| TASK DIRECTIONS |
Check each line of the material below for "name", then copy the ones that contain it.
--- start of STORED RECORDS ---
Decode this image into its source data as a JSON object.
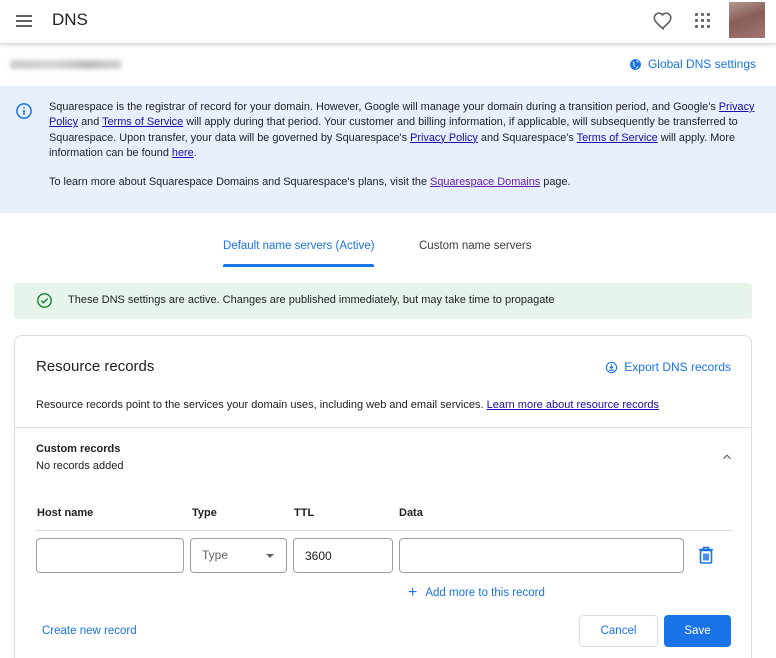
{
  "header": {
    "title": "DNS",
    "menu_icon": "hamburger-menu-icon",
    "favorite_icon": "heart-icon",
    "apps_icon": "apps-grid-icon"
  },
  "domain_bar": {
    "global_dns_label": "Global DNS settings"
  },
  "info_banner": {
    "p1_t1": "Squarespace is the registrar of record for your domain. However, Google will manage your domain during a transition period, and Google's ",
    "p1_l1": "Privacy Policy",
    "p1_t2": " and ",
    "p1_l2": "Terms of Service",
    "p1_t3": " will apply during that period. Your customer and billing information, if applicable, will subsequently be transferred to Squarespace. Upon transfer, your data will be governed by Squarespace's ",
    "p1_l3": "Privacy Policy",
    "p1_t4": " and Squarespace's ",
    "p1_l4": "Terms of Service",
    "p1_t5": " will apply. More information can be found ",
    "p1_l5": "here",
    "p1_t6": ".",
    "p2_t1": "To learn more about Squarespace Domains and Squarespace's plans, visit the ",
    "p2_l1": "Squarespace Domains",
    "p2_t2": " page."
  },
  "tabs": [
    {
      "label": "Default name servers (Active)",
      "active": true
    },
    {
      "label": "Custom name servers",
      "active": false
    }
  ],
  "status_banner": {
    "text": "These DNS settings are active. Changes are published immediately, but may take time to propagate"
  },
  "resource_records": {
    "title": "Resource records",
    "export_label": "Export DNS records",
    "desc": "Resource records point to the services your domain uses, including web and email services. ",
    "learn_more": "Learn more about resource records",
    "custom_title": "Custom records",
    "custom_sub": "No records added",
    "columns": [
      "Host name",
      "Type",
      "TTL",
      "Data"
    ],
    "form": {
      "host_value": "",
      "type_value": "Type",
      "ttl_value": "3600",
      "data_value": ""
    },
    "add_more": "Add more to this record",
    "create_new": "Create new record",
    "cancel": "Cancel",
    "save": "Save"
  },
  "colors": {
    "accent": "#1a73e8",
    "info_bg": "#e8f0fe",
    "success_bg": "#e6f4ea",
    "success_icon": "#188038"
  }
}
--- end of STORED RECORDS ---
| WRITTEN SOLUTION |
      "label": "Default name servers (Active)",
      "label": "Custom name servers",
      "Host name",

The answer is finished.